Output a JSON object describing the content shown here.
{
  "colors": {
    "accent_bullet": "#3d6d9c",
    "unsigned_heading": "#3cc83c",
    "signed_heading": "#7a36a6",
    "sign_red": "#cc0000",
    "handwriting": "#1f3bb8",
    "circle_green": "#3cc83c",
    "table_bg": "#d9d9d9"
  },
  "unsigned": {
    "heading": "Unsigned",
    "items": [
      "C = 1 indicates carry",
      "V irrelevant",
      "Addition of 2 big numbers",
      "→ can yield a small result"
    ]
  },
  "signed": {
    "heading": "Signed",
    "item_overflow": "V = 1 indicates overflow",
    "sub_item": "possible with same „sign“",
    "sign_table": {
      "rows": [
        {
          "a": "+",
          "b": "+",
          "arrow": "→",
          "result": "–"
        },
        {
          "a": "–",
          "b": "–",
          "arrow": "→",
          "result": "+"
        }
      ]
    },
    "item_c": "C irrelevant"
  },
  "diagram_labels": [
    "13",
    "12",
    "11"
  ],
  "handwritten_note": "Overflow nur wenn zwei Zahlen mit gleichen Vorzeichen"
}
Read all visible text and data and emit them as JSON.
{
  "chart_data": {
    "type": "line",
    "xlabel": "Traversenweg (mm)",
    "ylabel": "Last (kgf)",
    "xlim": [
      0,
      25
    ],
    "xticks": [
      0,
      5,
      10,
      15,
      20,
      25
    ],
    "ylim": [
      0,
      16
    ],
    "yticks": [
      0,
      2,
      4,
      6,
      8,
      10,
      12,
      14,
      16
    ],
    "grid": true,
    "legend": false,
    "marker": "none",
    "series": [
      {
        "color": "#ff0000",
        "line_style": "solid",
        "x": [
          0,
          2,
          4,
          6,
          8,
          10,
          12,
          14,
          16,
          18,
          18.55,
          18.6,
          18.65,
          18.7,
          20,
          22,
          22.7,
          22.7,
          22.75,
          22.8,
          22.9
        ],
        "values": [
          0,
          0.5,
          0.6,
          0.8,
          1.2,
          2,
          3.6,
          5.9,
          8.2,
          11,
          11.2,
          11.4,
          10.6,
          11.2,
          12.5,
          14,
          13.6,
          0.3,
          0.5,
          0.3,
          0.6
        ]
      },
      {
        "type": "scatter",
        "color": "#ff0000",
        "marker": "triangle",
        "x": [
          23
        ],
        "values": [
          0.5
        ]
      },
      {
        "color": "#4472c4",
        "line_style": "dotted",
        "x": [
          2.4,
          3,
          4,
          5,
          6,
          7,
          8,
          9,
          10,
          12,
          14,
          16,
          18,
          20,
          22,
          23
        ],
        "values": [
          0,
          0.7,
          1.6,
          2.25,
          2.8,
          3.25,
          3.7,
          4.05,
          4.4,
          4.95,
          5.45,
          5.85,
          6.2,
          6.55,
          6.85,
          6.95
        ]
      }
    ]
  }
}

◆ **TO BE DONE**
Reproduce the entries above exactly.

◆ **FINAL RESULT**
Output a JSON object describing the content shown here.
{
  "colors": {
    "accent_bullet": "#3d6d9c",
    "unsigned_heading": "#3cc83c",
    "signed_heading": "#7a36a6",
    "sign_red": "#cc0000",
    "handwriting": "#1f3bb8",
    "circle_green": "#3cc83c",
    "table_bg": "#d9d9d9"
  },
  "unsigned": {
    "heading": "Unsigned",
    "items": [
      "C = 1 indicates carry",
      "V irrelevant",
      "Addition of 2 big numbers",
      "→ can yield a small result"
    ]
  },
  "signed": {
    "heading": "Signed",
    "item_overflow": "V = 1 indicates overflow",
    "sub_item": "possible with same „sign“",
    "sign_table": {
      "rows": [
        {
          "a": "+",
          "b": "+",
          "arrow": "→",
          "result": "–"
        },
        {
          "a": "–",
          "b": "–",
          "arrow": "→",
          "result": "+"
        }
      ]
    },
    "item_c": "C irrelevant"
  },
  "diagram_labels": [
    "13",
    "12",
    "11"
  ],
  "handwritten_note": "Overflow nur wenn zwei Zahlen mit gleichen Vorzeichen"
}
Read all visible text and data and emit them as JSON.
{
  "chart_data": {
    "type": "line",
    "xlabel": "Traversenweg (mm)",
    "ylabel": "Last (kgf)",
    "xlim": [
      0,
      25
    ],
    "xticks": [
      0,
      5,
      10,
      15,
      20,
      25
    ],
    "ylim": [
      0,
      16
    ],
    "yticks": [
      0,
      2,
      4,
      6,
      8,
      10,
      12,
      14,
      16
    ],
    "grid": true,
    "legend": false,
    "marker": "none",
    "series": [
      {
        "color": "#ff0000",
        "line_style": "solid",
        "x": [
          0,
          2,
          4,
          6,
          8,
          10,
          12,
          14,
          16,
          18,
          18.55,
          18.6,
          18.65,
          18.7,
          20,
          22,
          22.7,
          22.7,
          22.75,
          22.8,
          22.9
        ],
        "values": [
          0,
          0.5,
          0.6,
          0.8,
          1.2,
          2,
          3.6,
          5.9,
          8.2,
          11,
          11.2,
          11.4,
          10.6,
          11.2,
          12.5,
          14,
          13.6,
          0.3,
          0.5,
          0.3,
          0.6
        ]
      },
      {
        "type": "scatter",
        "color": "#ff0000",
        "marker": "triangle",
        "x": [
          23
        ],
        "values": [
          0.5
        ]
      },
      {
        "color": "#4472c4",
        "line_style": "dotted",
        "x": [
          2.4,
          3,
          4,
          5,
          6,
          7,
          8,
          9,
          10,
          12,
          14,
          16,
          18,
          20,
          22,
          23
        ],
        "values": [
          0,
          0.7,
          1.6,
          2.25,
          2.8,
          3.25,
          3.7,
          4.05,
          4.4,
          4.95,
          5.45,
          5.85,
          6.2,
          6.55,
          6.85,
          6.95
        ]
      }
    ]
  }
}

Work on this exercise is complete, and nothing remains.